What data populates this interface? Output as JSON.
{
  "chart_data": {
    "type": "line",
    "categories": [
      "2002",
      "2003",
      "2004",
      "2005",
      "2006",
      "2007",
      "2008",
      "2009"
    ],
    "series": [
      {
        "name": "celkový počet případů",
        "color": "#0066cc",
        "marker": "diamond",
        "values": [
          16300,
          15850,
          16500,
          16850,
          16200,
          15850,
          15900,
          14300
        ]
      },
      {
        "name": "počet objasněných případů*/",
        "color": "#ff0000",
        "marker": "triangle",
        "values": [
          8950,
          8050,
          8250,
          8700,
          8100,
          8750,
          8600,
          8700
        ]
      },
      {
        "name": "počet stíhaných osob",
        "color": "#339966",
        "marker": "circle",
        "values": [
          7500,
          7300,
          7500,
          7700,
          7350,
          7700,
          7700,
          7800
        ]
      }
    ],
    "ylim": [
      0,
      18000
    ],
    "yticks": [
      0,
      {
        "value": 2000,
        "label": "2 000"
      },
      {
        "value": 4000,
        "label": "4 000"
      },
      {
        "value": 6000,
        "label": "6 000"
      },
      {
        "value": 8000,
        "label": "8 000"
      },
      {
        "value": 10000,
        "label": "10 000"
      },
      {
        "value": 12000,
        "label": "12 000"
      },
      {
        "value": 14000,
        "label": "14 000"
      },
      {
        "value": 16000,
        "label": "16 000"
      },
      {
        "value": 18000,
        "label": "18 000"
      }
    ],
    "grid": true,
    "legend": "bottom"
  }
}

---

THE TASK
Copy every line above in which the string "počet" shows up.

THE COMPLETED TASK
        "name": "celkový počet případů",
        "name": "počet objasněných případů*/",
        "name": "počet stíhaných osob",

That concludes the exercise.